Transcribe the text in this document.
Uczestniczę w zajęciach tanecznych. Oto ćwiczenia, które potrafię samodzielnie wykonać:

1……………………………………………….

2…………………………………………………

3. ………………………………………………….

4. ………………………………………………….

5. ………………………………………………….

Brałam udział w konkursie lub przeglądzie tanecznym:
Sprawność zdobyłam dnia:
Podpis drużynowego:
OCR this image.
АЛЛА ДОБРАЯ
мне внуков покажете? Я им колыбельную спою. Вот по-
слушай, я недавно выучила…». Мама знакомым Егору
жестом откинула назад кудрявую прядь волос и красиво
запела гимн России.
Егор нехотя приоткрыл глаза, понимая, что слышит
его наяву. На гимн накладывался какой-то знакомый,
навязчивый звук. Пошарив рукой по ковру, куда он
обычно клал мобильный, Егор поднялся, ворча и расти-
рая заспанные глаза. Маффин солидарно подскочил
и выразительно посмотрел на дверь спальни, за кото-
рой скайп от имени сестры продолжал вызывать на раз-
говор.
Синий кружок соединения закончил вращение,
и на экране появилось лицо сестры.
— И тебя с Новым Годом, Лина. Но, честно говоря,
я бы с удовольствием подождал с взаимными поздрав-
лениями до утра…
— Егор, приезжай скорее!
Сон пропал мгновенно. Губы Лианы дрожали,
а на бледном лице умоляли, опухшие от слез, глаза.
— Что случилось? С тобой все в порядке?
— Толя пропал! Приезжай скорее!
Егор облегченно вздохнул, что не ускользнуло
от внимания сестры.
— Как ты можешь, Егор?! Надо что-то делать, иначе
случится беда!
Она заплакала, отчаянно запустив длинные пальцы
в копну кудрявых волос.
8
*-*-*
Using the listing above, reproduce each line without omission.

### Completed task
Transcribe the text in this document.
Uczestniczę w zajęciach tanecznych. Oto ćwiczenia, które potrafię samodzielnie wykonać:

1……………………………………………….

2…………………………………………………

3. ………………………………………………….

4. ………………………………………………….

5. ………………………………………………….

Brałam udział w konkursie lub przeglądzie tanecznym:
Sprawność zdobyłam dnia:
Podpis drużynowego:
OCR this image.
АЛЛА ДОБРАЯ
мне внуков покажете? Я им колыбельную спою. Вот по-
слушай, я недавно выучила…». Мама знакомым Егору
жестом откинула назад кудрявую прядь волос и красиво
запела гимн России.
Егор нехотя приоткрыл глаза, понимая, что слышит
его наяву. На гимн накладывался какой-то знакомый,
навязчивый звук. Пошарив рукой по ковру, куда он
обычно клал мобильный, Егор поднялся, ворча и расти-
рая заспанные глаза. Маффин солидарно подскочил
и выразительно посмотрел на дверь спальни, за кото-
рой скайп от имени сестры продолжал вызывать на раз-
говор.
Синий кружок соединения закончил вращение,
и на экране появилось лицо сестры.
— И тебя с Новым Годом, Лина. Но, честно говоря,
я бы с удовольствием подождал с взаимными поздрав-
лениями до утра…
— Егор, приезжай скорее!
Сон пропал мгновенно. Губы Лианы дрожали,
а на бледном лице умоляли, опухшие от слез, глаза.
— Что случилось? С тобой все в порядке?
— Толя пропал! Приезжай скорее!
Егор облегченно вздохнул, что не ускользнуло
от внимания сестры.
— Как ты можешь, Егор?! Надо что-то делать, иначе
случится беда!
Она заплакала, отчаянно запустив длинные пальцы
в копну кудрявых волос.
8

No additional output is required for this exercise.